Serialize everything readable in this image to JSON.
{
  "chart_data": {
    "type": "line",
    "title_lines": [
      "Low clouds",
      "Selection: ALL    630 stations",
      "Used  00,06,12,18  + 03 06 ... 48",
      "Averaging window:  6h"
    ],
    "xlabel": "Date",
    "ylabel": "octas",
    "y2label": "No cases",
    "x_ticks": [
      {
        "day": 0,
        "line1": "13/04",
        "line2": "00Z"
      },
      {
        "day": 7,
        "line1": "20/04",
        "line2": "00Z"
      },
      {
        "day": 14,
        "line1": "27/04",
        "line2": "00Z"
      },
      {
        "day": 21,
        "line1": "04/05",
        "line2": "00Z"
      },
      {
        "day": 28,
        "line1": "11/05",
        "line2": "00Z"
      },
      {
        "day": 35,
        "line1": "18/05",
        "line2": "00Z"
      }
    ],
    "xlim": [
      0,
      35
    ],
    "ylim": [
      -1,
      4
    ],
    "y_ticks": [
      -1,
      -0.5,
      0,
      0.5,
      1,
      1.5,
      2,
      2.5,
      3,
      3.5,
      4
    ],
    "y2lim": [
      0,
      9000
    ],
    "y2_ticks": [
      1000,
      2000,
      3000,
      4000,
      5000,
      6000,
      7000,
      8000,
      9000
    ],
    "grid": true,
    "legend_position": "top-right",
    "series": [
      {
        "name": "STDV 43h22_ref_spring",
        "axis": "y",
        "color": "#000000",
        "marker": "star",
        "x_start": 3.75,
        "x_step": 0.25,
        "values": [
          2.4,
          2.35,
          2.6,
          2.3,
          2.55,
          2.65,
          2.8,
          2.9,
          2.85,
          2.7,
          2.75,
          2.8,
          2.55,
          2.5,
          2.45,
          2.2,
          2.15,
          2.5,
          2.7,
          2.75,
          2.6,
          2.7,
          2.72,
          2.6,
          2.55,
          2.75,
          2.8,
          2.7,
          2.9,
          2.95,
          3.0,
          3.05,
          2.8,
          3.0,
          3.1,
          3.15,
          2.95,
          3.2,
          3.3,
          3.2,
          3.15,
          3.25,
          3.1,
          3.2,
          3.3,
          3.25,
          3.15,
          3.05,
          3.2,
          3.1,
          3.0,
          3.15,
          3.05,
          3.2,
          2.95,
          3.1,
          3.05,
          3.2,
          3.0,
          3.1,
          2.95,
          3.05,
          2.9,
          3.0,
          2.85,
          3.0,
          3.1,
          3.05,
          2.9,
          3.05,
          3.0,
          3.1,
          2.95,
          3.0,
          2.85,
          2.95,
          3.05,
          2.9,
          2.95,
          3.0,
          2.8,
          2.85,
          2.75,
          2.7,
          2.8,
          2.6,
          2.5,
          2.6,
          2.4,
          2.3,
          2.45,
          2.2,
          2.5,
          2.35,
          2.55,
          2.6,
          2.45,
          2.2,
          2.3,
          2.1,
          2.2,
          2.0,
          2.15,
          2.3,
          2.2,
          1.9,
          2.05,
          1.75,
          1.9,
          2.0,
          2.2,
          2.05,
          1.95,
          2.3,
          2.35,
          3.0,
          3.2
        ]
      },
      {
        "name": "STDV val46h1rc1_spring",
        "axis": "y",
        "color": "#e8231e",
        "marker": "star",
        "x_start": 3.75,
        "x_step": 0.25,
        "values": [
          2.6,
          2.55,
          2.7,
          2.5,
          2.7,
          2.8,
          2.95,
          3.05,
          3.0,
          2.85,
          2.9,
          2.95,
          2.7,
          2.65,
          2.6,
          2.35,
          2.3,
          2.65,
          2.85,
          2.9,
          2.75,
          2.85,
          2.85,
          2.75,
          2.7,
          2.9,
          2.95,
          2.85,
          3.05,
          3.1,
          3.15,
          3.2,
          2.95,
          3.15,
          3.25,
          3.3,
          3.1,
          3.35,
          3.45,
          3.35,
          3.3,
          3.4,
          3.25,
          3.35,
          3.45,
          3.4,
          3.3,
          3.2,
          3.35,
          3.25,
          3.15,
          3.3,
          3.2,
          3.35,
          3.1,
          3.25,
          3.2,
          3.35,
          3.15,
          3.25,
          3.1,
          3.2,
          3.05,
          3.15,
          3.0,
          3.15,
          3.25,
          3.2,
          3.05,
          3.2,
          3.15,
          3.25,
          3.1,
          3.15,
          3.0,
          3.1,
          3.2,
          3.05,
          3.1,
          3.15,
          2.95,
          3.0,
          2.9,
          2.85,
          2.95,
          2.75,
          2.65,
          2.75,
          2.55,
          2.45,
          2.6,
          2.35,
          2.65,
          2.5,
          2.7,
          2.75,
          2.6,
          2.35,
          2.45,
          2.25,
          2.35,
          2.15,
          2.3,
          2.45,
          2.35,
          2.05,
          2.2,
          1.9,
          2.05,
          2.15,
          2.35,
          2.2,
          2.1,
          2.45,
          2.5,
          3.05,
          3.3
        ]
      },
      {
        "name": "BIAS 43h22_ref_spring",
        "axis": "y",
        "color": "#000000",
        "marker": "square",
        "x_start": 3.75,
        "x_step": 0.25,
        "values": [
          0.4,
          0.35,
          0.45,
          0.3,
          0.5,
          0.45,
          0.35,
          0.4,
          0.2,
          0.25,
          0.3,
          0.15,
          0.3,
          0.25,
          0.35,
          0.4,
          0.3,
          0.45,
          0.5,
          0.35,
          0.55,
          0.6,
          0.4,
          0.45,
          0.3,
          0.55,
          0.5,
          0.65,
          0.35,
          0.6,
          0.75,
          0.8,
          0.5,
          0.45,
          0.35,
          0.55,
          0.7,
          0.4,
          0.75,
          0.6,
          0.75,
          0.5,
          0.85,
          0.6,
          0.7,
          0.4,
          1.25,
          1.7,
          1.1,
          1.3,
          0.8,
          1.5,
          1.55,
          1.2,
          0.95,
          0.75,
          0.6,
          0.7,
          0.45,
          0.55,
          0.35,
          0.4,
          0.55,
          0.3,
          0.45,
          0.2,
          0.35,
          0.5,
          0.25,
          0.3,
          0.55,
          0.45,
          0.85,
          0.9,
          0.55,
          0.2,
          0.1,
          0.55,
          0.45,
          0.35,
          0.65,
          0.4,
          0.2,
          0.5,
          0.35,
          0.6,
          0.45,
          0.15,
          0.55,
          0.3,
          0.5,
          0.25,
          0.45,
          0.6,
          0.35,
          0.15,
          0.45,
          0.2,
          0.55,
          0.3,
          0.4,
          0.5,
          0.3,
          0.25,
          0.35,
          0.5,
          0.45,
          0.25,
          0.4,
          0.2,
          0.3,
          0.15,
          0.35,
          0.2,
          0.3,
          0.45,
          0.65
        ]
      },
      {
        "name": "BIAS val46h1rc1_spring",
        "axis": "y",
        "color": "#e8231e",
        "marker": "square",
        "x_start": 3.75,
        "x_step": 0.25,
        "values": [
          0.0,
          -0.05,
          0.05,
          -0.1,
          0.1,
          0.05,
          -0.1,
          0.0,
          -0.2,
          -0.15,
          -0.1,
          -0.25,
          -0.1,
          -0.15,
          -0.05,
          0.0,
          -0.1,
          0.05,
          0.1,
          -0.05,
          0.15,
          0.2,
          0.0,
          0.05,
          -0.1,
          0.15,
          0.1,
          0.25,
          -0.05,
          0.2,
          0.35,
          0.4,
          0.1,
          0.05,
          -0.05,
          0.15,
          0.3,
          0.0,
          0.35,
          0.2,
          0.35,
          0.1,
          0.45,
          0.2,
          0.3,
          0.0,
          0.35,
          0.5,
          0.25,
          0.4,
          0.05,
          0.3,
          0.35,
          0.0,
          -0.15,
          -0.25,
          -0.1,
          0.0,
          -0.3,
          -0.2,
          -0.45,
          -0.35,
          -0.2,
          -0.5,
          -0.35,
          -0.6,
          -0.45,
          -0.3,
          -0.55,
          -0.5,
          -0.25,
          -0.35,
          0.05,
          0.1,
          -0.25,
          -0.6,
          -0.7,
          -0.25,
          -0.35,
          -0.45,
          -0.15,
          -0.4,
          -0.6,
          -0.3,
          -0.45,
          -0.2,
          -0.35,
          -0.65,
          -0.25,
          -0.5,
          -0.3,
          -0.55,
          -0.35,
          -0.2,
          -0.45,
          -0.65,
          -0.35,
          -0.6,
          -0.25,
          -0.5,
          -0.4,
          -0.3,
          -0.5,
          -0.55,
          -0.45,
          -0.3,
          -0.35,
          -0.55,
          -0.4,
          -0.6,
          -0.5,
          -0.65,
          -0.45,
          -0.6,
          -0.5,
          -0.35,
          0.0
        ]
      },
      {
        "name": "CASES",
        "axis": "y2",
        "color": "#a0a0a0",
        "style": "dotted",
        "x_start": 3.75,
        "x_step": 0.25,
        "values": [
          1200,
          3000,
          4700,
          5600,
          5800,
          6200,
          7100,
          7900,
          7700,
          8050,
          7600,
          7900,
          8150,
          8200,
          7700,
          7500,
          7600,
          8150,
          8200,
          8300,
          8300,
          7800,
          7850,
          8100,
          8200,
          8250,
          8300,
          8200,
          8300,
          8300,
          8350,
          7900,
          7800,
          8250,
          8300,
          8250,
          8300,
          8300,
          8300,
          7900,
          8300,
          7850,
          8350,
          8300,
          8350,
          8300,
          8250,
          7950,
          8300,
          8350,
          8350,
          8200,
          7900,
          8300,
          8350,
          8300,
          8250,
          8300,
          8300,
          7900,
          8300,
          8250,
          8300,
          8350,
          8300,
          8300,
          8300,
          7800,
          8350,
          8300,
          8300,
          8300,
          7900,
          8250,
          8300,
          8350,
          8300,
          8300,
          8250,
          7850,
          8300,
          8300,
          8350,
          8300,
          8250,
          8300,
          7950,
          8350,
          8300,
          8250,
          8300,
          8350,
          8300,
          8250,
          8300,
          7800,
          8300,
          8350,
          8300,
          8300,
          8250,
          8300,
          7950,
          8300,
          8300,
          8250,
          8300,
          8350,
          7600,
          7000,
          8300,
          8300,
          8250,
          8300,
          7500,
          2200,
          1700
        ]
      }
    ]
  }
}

_Stated task_: Copy out each line of the records that holds the string "STDV".

_Problem solution_:
        "name": "STDV 43h22_ref_spring",
        "name": "STDV val46h1rc1_spring",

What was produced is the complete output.